- **LISTED RECORDS**
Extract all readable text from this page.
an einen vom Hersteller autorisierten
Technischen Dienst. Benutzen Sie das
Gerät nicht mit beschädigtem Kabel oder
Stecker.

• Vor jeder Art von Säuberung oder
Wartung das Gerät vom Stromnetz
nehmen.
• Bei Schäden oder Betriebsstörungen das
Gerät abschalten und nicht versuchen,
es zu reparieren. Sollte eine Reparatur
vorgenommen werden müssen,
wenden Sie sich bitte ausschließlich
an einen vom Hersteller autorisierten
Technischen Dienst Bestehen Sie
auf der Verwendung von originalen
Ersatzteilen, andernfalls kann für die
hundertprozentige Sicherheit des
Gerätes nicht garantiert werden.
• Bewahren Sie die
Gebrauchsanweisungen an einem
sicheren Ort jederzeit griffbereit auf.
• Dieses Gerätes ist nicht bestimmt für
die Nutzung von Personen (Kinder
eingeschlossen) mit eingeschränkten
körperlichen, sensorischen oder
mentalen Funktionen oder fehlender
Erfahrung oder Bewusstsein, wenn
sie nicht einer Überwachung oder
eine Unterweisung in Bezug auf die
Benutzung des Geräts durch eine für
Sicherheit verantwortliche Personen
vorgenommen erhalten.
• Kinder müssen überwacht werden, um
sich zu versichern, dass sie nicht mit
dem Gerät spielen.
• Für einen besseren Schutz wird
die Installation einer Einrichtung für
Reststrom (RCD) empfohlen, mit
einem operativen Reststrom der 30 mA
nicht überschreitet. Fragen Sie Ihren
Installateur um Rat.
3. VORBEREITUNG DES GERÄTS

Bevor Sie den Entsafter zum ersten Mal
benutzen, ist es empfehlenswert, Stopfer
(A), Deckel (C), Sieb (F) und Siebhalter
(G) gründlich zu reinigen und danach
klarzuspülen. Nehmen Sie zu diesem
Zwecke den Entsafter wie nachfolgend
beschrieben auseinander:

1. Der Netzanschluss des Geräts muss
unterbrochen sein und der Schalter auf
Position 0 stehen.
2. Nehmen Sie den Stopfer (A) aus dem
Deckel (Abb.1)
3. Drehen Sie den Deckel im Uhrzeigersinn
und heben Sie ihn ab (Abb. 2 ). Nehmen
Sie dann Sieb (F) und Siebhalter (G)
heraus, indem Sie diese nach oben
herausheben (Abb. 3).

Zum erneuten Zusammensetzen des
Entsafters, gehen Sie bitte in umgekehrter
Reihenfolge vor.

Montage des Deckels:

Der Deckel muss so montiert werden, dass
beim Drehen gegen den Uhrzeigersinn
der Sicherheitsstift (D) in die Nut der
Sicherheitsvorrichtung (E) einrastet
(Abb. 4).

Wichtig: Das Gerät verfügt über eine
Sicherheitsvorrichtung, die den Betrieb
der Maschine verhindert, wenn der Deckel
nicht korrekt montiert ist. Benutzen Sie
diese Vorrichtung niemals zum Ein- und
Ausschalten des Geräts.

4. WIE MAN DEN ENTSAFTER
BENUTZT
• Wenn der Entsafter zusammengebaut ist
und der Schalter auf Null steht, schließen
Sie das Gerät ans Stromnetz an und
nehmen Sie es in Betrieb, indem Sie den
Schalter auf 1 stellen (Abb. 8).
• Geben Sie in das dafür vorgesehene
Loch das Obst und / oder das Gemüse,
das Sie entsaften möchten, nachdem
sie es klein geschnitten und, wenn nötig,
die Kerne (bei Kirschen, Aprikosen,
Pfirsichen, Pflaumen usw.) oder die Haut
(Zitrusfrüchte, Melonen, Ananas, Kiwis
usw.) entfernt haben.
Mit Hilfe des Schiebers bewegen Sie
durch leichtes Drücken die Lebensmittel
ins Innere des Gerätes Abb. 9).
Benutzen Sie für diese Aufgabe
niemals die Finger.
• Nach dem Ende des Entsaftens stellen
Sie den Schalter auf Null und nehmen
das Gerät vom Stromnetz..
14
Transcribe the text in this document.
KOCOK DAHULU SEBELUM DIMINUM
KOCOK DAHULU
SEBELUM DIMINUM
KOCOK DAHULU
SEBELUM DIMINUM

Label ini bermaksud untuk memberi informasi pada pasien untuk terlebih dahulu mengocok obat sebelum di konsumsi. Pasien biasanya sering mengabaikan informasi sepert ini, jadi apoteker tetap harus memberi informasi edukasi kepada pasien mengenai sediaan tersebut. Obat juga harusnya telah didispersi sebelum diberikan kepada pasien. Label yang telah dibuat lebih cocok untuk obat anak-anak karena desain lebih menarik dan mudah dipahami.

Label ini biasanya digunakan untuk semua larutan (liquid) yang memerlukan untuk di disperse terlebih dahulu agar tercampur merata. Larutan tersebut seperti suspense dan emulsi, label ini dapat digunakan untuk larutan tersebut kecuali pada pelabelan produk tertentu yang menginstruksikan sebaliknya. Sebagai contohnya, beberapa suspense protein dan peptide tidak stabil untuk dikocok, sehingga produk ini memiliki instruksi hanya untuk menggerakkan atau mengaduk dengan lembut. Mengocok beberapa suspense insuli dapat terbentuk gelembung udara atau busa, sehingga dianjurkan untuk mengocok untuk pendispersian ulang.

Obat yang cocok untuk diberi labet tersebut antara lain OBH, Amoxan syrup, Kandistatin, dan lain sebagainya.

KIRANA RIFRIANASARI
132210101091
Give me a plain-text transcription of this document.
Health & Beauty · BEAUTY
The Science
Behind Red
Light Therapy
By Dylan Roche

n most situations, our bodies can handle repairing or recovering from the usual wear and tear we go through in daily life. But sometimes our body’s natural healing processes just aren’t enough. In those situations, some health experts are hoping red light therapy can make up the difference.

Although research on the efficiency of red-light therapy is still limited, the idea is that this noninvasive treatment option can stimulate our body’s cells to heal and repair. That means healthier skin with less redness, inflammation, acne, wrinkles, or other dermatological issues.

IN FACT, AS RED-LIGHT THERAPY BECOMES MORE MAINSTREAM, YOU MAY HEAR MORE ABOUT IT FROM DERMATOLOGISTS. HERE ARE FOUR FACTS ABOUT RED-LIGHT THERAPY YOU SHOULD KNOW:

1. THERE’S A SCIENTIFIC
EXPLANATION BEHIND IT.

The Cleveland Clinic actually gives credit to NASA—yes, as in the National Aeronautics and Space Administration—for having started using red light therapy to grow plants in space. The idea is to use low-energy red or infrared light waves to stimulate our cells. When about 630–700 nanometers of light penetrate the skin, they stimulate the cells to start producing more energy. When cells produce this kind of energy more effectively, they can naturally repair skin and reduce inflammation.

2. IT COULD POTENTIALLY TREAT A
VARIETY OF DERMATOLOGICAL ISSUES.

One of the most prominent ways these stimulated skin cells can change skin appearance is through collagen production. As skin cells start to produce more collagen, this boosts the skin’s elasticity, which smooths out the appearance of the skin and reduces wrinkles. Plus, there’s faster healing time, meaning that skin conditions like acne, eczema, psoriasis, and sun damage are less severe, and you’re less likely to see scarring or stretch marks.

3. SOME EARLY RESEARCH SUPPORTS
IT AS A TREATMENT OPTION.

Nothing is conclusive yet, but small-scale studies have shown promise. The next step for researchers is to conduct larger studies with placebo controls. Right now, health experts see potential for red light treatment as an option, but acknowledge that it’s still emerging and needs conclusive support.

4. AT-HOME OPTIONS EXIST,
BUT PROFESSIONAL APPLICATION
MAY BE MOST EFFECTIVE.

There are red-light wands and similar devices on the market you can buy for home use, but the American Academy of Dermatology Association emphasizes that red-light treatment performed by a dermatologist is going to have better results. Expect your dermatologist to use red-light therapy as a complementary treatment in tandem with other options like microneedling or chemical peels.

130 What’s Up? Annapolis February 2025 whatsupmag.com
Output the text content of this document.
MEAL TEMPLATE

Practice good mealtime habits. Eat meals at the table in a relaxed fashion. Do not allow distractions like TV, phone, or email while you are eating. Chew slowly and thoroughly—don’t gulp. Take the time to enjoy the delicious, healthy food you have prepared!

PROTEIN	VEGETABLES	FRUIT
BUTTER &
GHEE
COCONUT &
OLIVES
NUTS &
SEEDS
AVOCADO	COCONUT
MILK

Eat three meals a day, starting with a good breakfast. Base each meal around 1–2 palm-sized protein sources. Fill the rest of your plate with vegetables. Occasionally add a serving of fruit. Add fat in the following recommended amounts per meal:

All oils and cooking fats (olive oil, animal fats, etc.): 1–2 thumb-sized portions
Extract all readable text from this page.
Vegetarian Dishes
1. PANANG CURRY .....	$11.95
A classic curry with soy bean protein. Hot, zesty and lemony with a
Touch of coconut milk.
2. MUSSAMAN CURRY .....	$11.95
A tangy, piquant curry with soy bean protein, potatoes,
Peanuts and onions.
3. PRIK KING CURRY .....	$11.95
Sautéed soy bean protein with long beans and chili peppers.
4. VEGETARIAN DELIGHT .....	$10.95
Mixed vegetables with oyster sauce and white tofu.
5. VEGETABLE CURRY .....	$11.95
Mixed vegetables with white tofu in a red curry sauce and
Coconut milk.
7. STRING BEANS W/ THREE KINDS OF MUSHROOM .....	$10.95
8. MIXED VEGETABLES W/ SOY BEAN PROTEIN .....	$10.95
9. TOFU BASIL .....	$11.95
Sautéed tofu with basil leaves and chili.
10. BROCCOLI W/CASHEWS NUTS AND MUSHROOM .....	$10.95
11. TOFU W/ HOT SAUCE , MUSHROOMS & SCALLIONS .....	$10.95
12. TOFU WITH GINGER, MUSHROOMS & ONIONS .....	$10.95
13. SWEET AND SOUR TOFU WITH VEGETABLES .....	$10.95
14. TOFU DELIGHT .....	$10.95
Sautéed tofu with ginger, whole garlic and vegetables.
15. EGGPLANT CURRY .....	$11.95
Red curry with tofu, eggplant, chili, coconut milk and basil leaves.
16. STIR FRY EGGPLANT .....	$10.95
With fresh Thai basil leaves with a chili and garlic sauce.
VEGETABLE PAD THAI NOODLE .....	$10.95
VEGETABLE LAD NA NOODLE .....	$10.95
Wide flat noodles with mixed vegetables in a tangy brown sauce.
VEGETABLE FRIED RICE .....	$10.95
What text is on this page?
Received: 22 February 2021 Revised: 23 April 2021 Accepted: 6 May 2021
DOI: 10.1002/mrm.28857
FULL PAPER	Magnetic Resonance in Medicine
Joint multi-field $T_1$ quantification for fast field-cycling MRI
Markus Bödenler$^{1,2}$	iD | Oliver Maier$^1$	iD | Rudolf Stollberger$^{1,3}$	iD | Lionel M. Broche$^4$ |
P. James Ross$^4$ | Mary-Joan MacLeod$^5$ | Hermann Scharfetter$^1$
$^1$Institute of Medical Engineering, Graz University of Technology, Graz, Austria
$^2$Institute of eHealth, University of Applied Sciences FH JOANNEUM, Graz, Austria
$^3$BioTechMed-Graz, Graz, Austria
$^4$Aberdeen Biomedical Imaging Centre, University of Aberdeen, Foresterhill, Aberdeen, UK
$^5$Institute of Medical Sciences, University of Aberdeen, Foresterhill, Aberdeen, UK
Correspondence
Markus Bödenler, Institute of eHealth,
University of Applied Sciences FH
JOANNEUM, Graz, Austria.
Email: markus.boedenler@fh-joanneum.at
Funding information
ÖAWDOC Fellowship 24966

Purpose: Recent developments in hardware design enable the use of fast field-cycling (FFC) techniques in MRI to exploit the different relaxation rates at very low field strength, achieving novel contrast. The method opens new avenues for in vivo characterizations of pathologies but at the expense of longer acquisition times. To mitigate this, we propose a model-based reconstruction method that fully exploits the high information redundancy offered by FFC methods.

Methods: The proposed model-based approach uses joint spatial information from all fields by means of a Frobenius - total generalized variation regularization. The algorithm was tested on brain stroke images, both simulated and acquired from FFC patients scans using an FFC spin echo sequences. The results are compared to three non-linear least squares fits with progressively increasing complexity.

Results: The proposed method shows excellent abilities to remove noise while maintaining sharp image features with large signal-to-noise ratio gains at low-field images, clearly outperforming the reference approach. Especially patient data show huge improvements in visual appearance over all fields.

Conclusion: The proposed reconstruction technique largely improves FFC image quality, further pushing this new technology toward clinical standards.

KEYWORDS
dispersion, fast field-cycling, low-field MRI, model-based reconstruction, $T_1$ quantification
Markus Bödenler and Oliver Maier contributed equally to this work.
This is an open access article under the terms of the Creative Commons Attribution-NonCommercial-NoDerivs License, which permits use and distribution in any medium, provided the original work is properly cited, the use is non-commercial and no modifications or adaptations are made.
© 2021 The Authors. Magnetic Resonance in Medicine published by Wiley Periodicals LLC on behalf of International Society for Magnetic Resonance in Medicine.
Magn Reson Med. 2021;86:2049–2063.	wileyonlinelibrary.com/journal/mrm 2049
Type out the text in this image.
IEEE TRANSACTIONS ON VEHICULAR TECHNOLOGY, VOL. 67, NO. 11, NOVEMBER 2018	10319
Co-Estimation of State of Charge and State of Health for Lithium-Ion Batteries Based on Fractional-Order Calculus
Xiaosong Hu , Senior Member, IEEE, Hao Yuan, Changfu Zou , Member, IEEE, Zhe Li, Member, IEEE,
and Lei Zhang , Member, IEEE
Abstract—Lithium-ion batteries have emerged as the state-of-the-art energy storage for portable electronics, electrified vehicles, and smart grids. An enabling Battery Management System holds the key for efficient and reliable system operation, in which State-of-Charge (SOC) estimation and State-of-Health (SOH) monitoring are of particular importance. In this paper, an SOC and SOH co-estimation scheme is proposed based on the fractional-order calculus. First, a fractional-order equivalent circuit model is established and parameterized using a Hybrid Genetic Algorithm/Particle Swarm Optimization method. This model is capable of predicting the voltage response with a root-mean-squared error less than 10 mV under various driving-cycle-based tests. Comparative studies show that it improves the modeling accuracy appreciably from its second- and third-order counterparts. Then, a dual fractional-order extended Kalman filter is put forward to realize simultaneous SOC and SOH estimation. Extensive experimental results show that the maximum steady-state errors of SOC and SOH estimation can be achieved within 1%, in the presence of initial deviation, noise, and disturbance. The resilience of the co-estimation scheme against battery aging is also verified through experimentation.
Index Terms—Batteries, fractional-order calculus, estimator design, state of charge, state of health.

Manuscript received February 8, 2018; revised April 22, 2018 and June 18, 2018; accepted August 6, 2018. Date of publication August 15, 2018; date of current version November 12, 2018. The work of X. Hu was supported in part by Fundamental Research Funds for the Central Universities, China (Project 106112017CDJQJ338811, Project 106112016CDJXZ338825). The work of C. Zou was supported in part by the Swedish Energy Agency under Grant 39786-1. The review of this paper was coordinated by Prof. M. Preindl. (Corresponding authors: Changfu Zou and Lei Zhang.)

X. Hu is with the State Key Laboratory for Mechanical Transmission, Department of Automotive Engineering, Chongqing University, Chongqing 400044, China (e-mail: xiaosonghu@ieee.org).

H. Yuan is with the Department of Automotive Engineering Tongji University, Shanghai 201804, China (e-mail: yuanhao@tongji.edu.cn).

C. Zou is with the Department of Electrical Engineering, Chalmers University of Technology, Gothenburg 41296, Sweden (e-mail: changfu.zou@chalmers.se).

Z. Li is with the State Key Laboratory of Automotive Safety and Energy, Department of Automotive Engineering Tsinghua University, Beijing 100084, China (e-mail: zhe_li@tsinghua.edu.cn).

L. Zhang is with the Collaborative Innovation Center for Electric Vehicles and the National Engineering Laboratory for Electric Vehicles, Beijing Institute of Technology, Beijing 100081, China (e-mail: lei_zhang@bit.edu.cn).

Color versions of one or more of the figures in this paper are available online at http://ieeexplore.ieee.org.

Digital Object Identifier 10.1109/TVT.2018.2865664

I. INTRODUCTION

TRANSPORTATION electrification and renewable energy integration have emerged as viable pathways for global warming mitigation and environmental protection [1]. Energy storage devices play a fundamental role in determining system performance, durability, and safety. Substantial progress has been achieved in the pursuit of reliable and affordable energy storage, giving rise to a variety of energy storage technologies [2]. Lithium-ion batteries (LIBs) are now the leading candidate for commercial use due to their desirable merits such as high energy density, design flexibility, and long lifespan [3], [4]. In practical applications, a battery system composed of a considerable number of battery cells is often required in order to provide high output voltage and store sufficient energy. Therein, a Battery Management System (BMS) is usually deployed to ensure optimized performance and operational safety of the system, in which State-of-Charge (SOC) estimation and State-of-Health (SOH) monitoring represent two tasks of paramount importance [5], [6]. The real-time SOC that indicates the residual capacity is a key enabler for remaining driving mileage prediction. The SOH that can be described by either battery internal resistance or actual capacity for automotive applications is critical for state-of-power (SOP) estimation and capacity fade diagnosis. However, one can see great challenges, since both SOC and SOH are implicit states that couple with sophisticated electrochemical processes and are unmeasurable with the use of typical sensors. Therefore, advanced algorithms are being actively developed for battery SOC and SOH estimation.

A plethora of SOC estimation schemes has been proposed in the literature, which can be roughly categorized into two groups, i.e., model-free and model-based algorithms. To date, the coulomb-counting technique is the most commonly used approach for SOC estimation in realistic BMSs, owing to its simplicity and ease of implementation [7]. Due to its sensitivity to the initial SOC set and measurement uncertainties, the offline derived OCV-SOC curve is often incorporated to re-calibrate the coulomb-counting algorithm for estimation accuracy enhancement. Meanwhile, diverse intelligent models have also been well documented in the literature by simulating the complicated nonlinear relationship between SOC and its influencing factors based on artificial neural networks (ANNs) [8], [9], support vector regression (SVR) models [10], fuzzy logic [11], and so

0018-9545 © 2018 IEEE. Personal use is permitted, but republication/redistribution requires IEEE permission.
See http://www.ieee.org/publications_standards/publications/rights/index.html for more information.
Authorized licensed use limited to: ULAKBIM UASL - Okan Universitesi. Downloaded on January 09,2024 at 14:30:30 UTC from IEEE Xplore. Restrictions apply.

- **ACTION ITEM**
For each line in the material above that contains the string "Maier", make a copy.

- **YOUR SOLUTION**
Markus Bödenler$^{1,2}$	iD | Oliver Maier$^1$	iD | Rudolf Stollberger$^{1,3}$	iD | Lionel M. Broche$^4$ |
Markus Bödenler and Oliver Maier contributed equally to this work.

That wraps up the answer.